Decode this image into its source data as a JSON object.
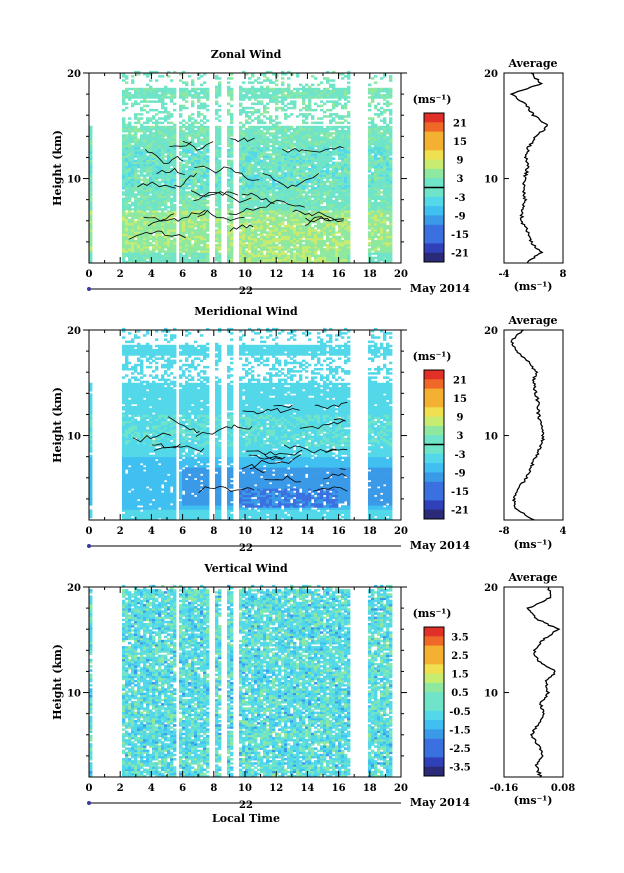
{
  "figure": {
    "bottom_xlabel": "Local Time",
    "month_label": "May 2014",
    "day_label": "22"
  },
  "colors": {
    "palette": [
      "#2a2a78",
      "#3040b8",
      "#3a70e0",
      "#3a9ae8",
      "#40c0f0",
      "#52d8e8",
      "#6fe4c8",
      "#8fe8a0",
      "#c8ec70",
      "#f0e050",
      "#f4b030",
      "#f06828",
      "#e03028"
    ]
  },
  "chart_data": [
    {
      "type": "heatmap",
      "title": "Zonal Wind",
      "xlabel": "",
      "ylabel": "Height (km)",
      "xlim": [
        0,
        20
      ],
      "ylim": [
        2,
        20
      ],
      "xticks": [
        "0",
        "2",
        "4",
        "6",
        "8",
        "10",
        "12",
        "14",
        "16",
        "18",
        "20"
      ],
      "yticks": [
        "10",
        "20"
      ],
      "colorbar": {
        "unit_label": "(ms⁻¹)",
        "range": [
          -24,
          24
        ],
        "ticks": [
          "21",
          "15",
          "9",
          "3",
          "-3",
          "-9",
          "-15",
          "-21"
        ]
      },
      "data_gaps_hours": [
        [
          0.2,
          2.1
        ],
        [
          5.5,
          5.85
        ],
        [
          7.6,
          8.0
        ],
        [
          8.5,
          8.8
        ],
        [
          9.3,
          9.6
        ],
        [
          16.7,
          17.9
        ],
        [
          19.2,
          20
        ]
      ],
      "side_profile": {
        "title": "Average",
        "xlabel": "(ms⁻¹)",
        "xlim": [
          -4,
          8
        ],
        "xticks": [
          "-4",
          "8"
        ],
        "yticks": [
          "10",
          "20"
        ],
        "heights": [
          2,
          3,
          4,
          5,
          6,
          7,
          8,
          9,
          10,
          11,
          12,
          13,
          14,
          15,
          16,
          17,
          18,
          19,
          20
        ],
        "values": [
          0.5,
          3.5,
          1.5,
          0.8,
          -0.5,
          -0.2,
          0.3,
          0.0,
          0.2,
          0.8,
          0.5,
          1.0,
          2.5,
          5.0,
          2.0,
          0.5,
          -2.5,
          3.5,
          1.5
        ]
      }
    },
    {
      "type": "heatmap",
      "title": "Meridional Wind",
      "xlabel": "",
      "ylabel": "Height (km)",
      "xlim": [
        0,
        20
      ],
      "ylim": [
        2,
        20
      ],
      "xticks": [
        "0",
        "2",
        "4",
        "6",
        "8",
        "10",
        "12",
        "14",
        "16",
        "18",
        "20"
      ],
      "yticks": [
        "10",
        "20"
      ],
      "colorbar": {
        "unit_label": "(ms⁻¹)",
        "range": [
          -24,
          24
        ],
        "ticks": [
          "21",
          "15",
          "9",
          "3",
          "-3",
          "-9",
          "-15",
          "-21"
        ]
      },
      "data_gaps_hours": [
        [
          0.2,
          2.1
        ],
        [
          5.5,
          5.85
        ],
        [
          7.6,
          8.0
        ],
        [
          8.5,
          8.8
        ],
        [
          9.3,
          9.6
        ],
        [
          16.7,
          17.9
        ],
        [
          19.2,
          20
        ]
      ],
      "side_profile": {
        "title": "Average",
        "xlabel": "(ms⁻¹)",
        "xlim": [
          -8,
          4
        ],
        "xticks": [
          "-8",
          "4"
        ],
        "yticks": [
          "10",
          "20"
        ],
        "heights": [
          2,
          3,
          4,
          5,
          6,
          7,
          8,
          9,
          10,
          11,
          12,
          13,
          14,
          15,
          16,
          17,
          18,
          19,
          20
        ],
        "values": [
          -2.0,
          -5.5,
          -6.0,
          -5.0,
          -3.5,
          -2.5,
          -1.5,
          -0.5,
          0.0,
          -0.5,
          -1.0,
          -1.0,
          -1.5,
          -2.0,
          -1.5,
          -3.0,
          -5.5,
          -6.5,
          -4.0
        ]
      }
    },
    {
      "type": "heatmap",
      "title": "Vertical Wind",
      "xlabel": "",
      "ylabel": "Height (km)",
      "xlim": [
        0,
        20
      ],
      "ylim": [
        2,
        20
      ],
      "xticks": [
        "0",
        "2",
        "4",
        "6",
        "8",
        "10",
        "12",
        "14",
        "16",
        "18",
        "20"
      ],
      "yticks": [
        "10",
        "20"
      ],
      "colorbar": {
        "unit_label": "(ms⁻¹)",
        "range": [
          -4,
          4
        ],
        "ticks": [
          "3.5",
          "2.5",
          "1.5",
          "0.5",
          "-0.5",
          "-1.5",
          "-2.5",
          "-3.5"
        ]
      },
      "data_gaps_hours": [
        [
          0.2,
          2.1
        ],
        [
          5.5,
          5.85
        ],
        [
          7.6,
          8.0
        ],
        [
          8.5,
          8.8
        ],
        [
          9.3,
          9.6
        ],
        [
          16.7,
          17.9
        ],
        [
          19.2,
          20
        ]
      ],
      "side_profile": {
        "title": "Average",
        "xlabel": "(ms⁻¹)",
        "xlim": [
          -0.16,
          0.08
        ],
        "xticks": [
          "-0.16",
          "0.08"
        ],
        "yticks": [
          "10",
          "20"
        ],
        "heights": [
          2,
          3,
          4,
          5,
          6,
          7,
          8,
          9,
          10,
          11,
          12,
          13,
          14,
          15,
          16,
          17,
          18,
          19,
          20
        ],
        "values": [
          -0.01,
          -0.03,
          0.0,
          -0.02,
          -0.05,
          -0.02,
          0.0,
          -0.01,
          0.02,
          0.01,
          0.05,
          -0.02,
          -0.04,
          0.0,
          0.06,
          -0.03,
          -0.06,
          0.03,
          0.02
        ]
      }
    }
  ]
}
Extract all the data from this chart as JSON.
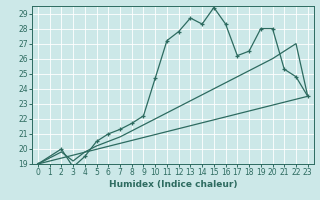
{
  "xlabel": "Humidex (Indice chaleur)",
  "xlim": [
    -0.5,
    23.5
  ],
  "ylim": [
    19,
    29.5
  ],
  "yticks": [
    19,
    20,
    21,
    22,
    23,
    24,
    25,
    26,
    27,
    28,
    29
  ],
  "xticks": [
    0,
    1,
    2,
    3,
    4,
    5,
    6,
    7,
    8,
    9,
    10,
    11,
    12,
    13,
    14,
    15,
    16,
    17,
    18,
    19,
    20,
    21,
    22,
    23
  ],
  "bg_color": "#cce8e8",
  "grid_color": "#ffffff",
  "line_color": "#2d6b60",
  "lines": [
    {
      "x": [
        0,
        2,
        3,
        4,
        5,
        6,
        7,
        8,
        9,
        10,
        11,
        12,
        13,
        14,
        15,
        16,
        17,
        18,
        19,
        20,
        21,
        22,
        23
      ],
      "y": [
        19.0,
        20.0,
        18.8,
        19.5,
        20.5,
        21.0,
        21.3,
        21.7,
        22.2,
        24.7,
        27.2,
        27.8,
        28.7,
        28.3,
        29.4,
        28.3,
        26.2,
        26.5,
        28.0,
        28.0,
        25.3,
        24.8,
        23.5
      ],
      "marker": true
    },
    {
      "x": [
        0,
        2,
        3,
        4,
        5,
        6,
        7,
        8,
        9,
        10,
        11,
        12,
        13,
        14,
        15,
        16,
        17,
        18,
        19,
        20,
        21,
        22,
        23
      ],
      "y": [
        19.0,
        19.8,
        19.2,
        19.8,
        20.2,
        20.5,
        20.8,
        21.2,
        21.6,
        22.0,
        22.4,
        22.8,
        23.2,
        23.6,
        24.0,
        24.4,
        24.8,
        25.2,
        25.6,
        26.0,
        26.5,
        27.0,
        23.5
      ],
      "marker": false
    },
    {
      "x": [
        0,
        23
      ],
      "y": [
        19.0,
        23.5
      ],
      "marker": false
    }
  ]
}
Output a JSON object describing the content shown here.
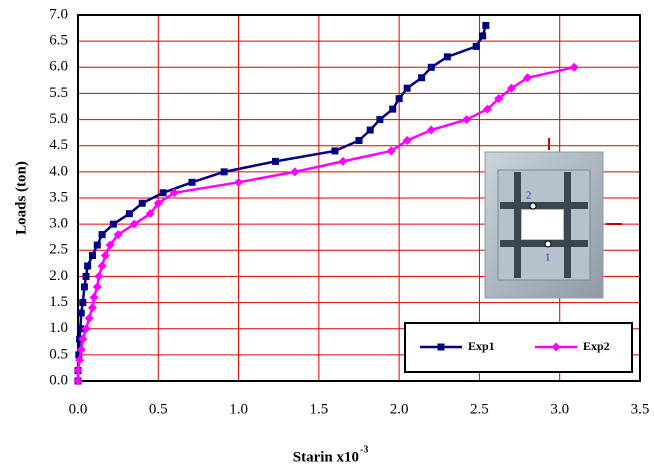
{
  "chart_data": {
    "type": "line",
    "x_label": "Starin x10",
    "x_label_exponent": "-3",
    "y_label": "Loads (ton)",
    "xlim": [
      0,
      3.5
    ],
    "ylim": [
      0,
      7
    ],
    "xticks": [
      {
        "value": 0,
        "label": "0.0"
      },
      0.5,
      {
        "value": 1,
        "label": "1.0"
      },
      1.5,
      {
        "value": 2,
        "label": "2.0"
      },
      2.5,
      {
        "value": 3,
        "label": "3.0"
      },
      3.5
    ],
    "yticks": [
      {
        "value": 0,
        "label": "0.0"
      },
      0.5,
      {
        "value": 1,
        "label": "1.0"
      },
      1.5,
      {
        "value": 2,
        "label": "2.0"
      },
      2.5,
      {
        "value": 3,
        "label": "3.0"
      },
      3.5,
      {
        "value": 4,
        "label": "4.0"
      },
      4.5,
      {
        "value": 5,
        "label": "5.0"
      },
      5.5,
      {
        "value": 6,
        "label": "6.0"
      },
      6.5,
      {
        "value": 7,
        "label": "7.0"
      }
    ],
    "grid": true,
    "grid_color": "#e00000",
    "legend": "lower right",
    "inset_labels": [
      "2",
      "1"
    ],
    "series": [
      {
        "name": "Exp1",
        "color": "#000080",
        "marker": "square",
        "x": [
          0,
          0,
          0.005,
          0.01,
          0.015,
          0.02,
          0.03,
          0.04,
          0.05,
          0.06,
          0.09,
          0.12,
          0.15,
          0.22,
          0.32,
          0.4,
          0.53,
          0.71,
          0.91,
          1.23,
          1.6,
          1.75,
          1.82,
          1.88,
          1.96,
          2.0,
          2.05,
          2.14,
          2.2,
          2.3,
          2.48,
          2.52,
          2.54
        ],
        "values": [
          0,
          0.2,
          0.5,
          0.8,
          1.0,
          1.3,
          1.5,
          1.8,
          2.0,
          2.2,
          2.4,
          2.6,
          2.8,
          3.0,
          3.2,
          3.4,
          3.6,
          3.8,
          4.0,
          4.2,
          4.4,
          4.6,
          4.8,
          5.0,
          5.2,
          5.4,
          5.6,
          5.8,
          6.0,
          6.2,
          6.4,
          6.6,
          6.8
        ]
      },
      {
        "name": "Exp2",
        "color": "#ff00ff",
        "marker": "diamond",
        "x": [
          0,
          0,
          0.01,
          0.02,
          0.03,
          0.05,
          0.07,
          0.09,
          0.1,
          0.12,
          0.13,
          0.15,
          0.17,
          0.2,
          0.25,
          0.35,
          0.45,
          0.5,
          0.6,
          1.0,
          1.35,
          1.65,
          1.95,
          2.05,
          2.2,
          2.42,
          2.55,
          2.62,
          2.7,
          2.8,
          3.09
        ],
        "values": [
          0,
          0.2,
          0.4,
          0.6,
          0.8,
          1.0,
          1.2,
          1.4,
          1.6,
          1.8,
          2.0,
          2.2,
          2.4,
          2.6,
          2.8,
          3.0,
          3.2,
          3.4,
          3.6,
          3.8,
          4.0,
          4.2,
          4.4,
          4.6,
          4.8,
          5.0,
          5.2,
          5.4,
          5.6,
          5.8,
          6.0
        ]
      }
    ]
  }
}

### EXERCISE
Check each line above for the string "this" and report how many lines have it, giving only the number.

### EXERCISE SOLUTION
2